▶ _Directions for this task_
Output each line of the material exactly as it stands.

— BEGIN Supplied entries —

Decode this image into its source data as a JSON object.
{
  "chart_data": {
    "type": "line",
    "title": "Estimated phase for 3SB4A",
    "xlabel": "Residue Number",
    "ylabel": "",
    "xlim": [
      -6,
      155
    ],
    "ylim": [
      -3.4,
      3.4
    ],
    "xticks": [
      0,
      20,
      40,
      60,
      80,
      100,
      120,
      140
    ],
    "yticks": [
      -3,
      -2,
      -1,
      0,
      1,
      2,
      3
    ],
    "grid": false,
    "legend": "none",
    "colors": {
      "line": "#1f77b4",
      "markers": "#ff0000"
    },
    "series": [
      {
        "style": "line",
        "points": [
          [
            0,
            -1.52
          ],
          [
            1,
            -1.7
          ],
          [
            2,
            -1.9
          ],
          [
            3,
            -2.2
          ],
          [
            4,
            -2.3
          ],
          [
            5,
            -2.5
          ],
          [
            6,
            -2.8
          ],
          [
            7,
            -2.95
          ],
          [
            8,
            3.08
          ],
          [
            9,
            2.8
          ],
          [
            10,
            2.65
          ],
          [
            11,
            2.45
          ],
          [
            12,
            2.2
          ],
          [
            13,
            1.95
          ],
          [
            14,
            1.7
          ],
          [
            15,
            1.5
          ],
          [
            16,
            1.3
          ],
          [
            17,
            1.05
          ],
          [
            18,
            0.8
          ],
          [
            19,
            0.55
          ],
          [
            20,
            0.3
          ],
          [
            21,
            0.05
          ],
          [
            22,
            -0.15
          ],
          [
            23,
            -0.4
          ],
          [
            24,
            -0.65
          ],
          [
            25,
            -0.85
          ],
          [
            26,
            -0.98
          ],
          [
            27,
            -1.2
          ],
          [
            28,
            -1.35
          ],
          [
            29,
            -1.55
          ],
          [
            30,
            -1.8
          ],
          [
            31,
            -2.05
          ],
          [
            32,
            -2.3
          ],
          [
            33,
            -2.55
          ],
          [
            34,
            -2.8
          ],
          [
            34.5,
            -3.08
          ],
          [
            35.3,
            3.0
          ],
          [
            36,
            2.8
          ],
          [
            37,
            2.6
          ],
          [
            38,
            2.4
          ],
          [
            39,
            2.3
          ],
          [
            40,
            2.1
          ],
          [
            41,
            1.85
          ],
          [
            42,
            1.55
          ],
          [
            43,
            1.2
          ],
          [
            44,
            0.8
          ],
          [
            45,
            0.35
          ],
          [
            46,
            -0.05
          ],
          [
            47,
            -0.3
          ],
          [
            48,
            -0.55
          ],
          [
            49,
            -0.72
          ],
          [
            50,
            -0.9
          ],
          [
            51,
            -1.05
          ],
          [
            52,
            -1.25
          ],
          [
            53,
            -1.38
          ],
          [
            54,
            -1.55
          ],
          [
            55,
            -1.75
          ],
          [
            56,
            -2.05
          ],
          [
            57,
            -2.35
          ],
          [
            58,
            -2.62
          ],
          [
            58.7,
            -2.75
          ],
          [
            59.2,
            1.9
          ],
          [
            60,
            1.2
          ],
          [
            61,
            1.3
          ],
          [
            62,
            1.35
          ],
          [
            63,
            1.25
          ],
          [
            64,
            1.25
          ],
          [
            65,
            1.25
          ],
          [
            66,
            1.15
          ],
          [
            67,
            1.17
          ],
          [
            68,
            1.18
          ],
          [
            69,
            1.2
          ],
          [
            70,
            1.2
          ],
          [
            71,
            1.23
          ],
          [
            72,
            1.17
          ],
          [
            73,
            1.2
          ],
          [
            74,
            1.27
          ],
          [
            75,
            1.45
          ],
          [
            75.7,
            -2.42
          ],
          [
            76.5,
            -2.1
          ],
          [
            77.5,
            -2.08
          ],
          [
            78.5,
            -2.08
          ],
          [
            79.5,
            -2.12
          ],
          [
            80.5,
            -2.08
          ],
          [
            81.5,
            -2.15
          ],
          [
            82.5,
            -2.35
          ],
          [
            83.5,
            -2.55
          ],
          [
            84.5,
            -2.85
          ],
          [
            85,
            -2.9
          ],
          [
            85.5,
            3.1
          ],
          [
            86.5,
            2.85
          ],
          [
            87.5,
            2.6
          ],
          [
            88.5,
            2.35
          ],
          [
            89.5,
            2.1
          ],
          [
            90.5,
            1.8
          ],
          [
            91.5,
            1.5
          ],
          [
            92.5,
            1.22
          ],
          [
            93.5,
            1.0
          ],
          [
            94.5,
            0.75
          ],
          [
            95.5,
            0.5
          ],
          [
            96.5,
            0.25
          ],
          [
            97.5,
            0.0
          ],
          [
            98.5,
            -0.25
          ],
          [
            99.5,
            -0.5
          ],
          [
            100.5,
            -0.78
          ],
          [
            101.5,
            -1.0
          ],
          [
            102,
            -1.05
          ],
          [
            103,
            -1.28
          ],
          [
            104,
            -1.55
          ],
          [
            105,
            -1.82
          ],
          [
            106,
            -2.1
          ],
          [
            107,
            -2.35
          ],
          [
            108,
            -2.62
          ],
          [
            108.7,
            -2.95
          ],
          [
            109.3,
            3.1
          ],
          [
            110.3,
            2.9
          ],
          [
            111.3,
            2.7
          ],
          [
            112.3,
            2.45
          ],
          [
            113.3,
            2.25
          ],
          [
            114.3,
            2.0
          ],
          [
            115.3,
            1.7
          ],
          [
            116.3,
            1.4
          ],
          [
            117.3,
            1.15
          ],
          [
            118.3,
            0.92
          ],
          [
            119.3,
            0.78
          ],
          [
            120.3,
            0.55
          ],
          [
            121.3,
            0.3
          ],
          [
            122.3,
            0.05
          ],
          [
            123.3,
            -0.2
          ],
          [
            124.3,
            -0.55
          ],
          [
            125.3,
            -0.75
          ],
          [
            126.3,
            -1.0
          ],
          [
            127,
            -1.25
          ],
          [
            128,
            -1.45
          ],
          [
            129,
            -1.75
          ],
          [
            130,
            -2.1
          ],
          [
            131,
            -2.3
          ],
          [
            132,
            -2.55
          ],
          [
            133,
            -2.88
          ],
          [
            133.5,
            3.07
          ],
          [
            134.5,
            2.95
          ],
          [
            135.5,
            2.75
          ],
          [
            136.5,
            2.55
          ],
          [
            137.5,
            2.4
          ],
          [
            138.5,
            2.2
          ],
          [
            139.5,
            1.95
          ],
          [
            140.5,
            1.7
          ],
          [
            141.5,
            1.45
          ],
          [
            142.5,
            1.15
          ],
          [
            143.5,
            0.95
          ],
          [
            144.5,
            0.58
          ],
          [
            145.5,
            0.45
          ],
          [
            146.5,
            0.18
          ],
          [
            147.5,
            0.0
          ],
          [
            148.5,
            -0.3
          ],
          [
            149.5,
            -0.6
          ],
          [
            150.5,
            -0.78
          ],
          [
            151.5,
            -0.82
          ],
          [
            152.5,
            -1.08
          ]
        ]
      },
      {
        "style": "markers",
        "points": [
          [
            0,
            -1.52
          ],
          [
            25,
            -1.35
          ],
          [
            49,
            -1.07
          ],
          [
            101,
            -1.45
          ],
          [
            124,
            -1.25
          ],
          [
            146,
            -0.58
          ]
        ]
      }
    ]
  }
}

— END Supplied entries —

▶ _Task response_
Decode this image into its source data as a JSON object.
{
  "chart_data": {
    "type": "line",
    "title": "Estimated phase for 3SB4A",
    "xlabel": "Residue Number",
    "ylabel": "",
    "xlim": [
      -6,
      155
    ],
    "ylim": [
      -3.4,
      3.4
    ],
    "xticks": [
      0,
      20,
      40,
      60,
      80,
      100,
      120,
      140
    ],
    "yticks": [
      -3,
      -2,
      -1,
      0,
      1,
      2,
      3
    ],
    "grid": false,
    "legend": "none",
    "colors": {
      "line": "#1f77b4",
      "markers": "#ff0000"
    },
    "series": [
      {
        "style": "line",
        "points": [
          [
            0,
            -1.52
          ],
          [
            1,
            -1.7
          ],
          [
            2,
            -1.9
          ],
          [
            3,
            -2.2
          ],
          [
            4,
            -2.3
          ],
          [
            5,
            -2.5
          ],
          [
            6,
            -2.8
          ],
          [
            7,
            -2.95
          ],
          [
            8,
            3.08
          ],
          [
            9,
            2.8
          ],
          [
            10,
            2.65
          ],
          [
            11,
            2.45
          ],
          [
            12,
            2.2
          ],
          [
            13,
            1.95
          ],
          [
            14,
            1.7
          ],
          [
            15,
            1.5
          ],
          [
            16,
            1.3
          ],
          [
            17,
            1.05
          ],
          [
            18,
            0.8
          ],
          [
            19,
            0.55
          ],
          [
            20,
            0.3
          ],
          [
            21,
            0.05
          ],
          [
            22,
            -0.15
          ],
          [
            23,
            -0.4
          ],
          [
            24,
            -0.65
          ],
          [
            25,
            -0.85
          ],
          [
            26,
            -0.98
          ],
          [
            27,
            -1.2
          ],
          [
            28,
            -1.35
          ],
          [
            29,
            -1.55
          ],
          [
            30,
            -1.8
          ],
          [
            31,
            -2.05
          ],
          [
            32,
            -2.3
          ],
          [
            33,
            -2.55
          ],
          [
            34,
            -2.8
          ],
          [
            34.5,
            -3.08
          ],
          [
            35.3,
            3.0
          ],
          [
            36,
            2.8
          ],
          [
            37,
            2.6
          ],
          [
            38,
            2.4
          ],
          [
            39,
            2.3
          ],
          [
            40,
            2.1
          ],
          [
            41,
            1.85
          ],
          [
            42,
            1.55
          ],
          [
            43,
            1.2
          ],
          [
            44,
            0.8
          ],
          [
            45,
            0.35
          ],
          [
            46,
            -0.05
          ],
          [
            47,
            -0.3
          ],
          [
            48,
            -0.55
          ],
          [
            49,
            -0.72
          ],
          [
            50,
            -0.9
          ],
          [
            51,
            -1.05
          ],
          [
            52,
            -1.25
          ],
          [
            53,
            -1.38
          ],
          [
            54,
            -1.55
          ],
          [
            55,
            -1.75
          ],
          [
            56,
            -2.05
          ],
          [
            57,
            -2.35
          ],
          [
            58,
            -2.62
          ],
          [
            58.7,
            -2.75
          ],
          [
            59.2,
            1.9
          ],
          [
            60,
            1.2
          ],
          [
            61,
            1.3
          ],
          [
            62,
            1.35
          ],
          [
            63,
            1.25
          ],
          [
            64,
            1.25
          ],
          [
            65,
            1.25
          ],
          [
            66,
            1.15
          ],
          [
            67,
            1.17
          ],
          [
            68,
            1.18
          ],
          [
            69,
            1.2
          ],
          [
            70,
            1.2
          ],
          [
            71,
            1.23
          ],
          [
            72,
            1.17
          ],
          [
            73,
            1.2
          ],
          [
            74,
            1.27
          ],
          [
            75,
            1.45
          ],
          [
            75.7,
            -2.42
          ],
          [
            76.5,
            -2.1
          ],
          [
            77.5,
            -2.08
          ],
          [
            78.5,
            -2.08
          ],
          [
            79.5,
            -2.12
          ],
          [
            80.5,
            -2.08
          ],
          [
            81.5,
            -2.15
          ],
          [
            82.5,
            -2.35
          ],
          [
            83.5,
            -2.55
          ],
          [
            84.5,
            -2.85
          ],
          [
            85,
            -2.9
          ],
          [
            85.5,
            3.1
          ],
          [
            86.5,
            2.85
          ],
          [
            87.5,
            2.6
          ],
          [
            88.5,
            2.35
          ],
          [
            89.5,
            2.1
          ],
          [
            90.5,
            1.8
          ],
          [
            91.5,
            1.5
          ],
          [
            92.5,
            1.22
          ],
          [
            93.5,
            1.0
          ],
          [
            94.5,
            0.75
          ],
          [
            95.5,
            0.5
          ],
          [
            96.5,
            0.25
          ],
          [
            97.5,
            0.0
          ],
          [
            98.5,
            -0.25
          ],
          [
            99.5,
            -0.5
          ],
          [
            100.5,
            -0.78
          ],
          [
            101.5,
            -1.0
          ],
          [
            102,
            -1.05
          ],
          [
            103,
            -1.28
          ],
          [
            104,
            -1.55
          ],
          [
            105,
            -1.82
          ],
          [
            106,
            -2.1
          ],
          [
            107,
            -2.35
          ],
          [
            108,
            -2.62
          ],
          [
            108.7,
            -2.95
          ],
          [
            109.3,
            3.1
          ],
          [
            110.3,
            2.9
          ],
          [
            111.3,
            2.7
          ],
          [
            112.3,
            2.45
          ],
          [
            113.3,
            2.25
          ],
          [
            114.3,
            2.0
          ],
          [
            115.3,
            1.7
          ],
          [
            116.3,
            1.4
          ],
          [
            117.3,
            1.15
          ],
          [
            118.3,
            0.92
          ],
          [
            119.3,
            0.78
          ],
          [
            120.3,
            0.55
          ],
          [
            121.3,
            0.3
          ],
          [
            122.3,
            0.05
          ],
          [
            123.3,
            -0.2
          ],
          [
            124.3,
            -0.55
          ],
          [
            125.3,
            -0.75
          ],
          [
            126.3,
            -1.0
          ],
          [
            127,
            -1.25
          ],
          [
            128,
            -1.45
          ],
          [
            129,
            -1.75
          ],
          [
            130,
            -2.1
          ],
          [
            131,
            -2.3
          ],
          [
            132,
            -2.55
          ],
          [
            133,
            -2.88
          ],
          [
            133.5,
            3.07
          ],
          [
            134.5,
            2.95
          ],
          [
            135.5,
            2.75
          ],
          [
            136.5,
            2.55
          ],
          [
            137.5,
            2.4
          ],
          [
            138.5,
            2.2
          ],
          [
            139.5,
            1.95
          ],
          [
            140.5,
            1.7
          ],
          [
            141.5,
            1.45
          ],
          [
            142.5,
            1.15
          ],
          [
            143.5,
            0.95
          ],
          [
            144.5,
            0.58
          ],
          [
            145.5,
            0.45
          ],
          [
            146.5,
            0.18
          ],
          [
            147.5,
            0.0
          ],
          [
            148.5,
            -0.3
          ],
          [
            149.5,
            -0.6
          ],
          [
            150.5,
            -0.78
          ],
          [
            151.5,
            -0.82
          ],
          [
            152.5,
            -1.08
          ]
        ]
      },
      {
        "style": "markers",
        "points": [
          [
            0,
            -1.52
          ],
          [
            25,
            -1.35
          ],
          [
            49,
            -1.07
          ],
          [
            101,
            -1.45
          ],
          [
            124,
            -1.25
          ],
          [
            146,
            -0.58
          ]
        ]
      }
    ]
  }
}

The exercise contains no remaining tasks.